● PROBLEM
Read the records and write them out again exactly.

(Records)

_ _ _

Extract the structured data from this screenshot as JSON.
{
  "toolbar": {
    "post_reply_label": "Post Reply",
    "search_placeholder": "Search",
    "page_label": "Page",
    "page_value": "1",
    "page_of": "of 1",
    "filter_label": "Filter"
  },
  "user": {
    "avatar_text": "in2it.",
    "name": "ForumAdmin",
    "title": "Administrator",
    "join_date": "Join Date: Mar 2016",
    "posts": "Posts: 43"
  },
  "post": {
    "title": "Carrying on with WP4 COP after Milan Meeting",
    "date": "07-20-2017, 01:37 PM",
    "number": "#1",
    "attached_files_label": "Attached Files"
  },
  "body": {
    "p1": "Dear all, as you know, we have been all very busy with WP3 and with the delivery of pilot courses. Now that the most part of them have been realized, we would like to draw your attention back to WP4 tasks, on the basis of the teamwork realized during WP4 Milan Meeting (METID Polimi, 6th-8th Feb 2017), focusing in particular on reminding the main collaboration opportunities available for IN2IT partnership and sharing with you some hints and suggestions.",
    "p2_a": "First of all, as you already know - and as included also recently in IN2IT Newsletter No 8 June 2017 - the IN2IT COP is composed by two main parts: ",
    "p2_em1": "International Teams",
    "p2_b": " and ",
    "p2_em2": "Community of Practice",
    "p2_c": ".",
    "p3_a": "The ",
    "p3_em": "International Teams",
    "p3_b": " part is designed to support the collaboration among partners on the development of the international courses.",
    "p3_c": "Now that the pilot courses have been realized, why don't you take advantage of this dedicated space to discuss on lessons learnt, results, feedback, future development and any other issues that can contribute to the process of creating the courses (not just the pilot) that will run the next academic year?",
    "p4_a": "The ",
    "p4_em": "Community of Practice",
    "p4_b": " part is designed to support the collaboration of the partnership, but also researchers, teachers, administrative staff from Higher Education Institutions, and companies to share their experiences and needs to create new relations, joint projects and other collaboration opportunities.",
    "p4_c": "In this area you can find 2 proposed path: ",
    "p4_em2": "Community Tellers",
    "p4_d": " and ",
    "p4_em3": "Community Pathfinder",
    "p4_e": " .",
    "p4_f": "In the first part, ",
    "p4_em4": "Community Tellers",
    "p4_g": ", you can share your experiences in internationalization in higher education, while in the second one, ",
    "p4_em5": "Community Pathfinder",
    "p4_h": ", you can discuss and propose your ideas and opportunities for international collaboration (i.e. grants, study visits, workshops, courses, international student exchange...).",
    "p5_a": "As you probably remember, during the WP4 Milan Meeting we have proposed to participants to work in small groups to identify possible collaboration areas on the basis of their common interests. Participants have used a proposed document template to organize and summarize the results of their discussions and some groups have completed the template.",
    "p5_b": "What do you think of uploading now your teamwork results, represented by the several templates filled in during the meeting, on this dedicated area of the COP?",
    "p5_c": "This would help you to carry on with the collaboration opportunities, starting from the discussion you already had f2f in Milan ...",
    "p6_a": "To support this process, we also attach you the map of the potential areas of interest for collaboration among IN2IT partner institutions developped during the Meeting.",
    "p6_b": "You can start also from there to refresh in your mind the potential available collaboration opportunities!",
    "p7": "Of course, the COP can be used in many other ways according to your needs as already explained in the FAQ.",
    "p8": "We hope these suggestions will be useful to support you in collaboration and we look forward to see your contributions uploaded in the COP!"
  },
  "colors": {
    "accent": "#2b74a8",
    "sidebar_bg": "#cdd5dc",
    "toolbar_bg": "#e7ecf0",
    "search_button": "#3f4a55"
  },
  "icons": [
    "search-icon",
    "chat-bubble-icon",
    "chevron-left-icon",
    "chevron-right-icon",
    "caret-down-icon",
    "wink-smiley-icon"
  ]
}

_ _ _

● THE RESULT
Extract the structured data from this screenshot as JSON.
{
  "toolbar": {
    "post_reply_label": "Post Reply",
    "search_placeholder": "Search",
    "page_label": "Page",
    "page_value": "1",
    "page_of": "of 1",
    "filter_label": "Filter"
  },
  "user": {
    "avatar_text": "in2it.",
    "name": "ForumAdmin",
    "title": "Administrator",
    "join_date": "Join Date: Mar 2016",
    "posts": "Posts: 43"
  },
  "post": {
    "title": "Carrying on with WP4 COP after Milan Meeting",
    "date": "07-20-2017, 01:37 PM",
    "number": "#1",
    "attached_files_label": "Attached Files"
  },
  "body": {
    "p1": "Dear all, as you know, we have been all very busy with WP3 and with the delivery of pilot courses. Now that the most part of them have been realized, we would like to draw your attention back to WP4 tasks, on the basis of the teamwork realized during WP4 Milan Meeting (METID Polimi, 6th-8th Feb 2017), focusing in particular on reminding the main collaboration opportunities available for IN2IT partnership and sharing with you some hints and suggestions.",
    "p2_a": "First of all, as you already know - and as included also recently in IN2IT Newsletter No 8 June 2017 - the IN2IT COP is composed by two main parts: ",
    "p2_em1": "International Teams",
    "p2_b": " and ",
    "p2_em2": "Community of Practice",
    "p2_c": ".",
    "p3_a": "The ",
    "p3_em": "International Teams",
    "p3_b": " part is designed to support the collaboration among partners on the development of the international courses.",
    "p3_c": "Now that the pilot courses have been realized, why don't you take advantage of this dedicated space to discuss on lessons learnt, results, feedback, future development and any other issues that can contribute to the process of creating the courses (not just the pilot) that will run the next academic year?",
    "p4_a": "The ",
    "p4_em": "Community of Practice",
    "p4_b": " part is designed to support the collaboration of the partnership, but also researchers, teachers, administrative staff from Higher Education Institutions, and companies to share their experiences and needs to create new relations, joint projects and other collaboration opportunities.",
    "p4_c": "In this area you can find 2 proposed path: ",
    "p4_em2": "Community Tellers",
    "p4_d": " and ",
    "p4_em3": "Community Pathfinder",
    "p4_e": " .",
    "p4_f": "In the first part, ",
    "p4_em4": "Community Tellers",
    "p4_g": ", you can share your experiences in internationalization in higher education, while in the second one, ",
    "p4_em5": "Community Pathfinder",
    "p4_h": ", you can discuss and propose your ideas and opportunities for international collaboration (i.e. grants, study visits, workshops, courses, international student exchange...).",
    "p5_a": "As you probably remember, during the WP4 Milan Meeting we have proposed to participants to work in small groups to identify possible collaboration areas on the basis of their common interests. Participants have used a proposed document template to organize and summarize the results of their discussions and some groups have completed the template.",
    "p5_b": "What do you think of uploading now your teamwork results, represented by the several templates filled in during the meeting, on this dedicated area of the COP?",
    "p5_c": "This would help you to carry on with the collaboration opportunities, starting from the discussion you already had f2f in Milan ...",
    "p6_a": "To support this process, we also attach you the map of the potential areas of interest for collaboration among IN2IT partner institutions developped during the Meeting.",
    "p6_b": "You can start also from there to refresh in your mind the potential available collaboration opportunities!",
    "p7": "Of course, the COP can be used in many other ways according to your needs as already explained in the FAQ.",
    "p8": "We hope these suggestions will be useful to support you in collaboration and we look forward to see your contributions uploaded in the COP!"
  },
  "colors": {
    "accent": "#2b74a8",
    "sidebar_bg": "#cdd5dc",
    "toolbar_bg": "#e7ecf0",
    "search_button": "#3f4a55"
  },
  "icons": [
    "search-icon",
    "chat-bubble-icon",
    "chevron-left-icon",
    "chevron-right-icon",
    "caret-down-icon",
    "wink-smiley-icon"
  ]
}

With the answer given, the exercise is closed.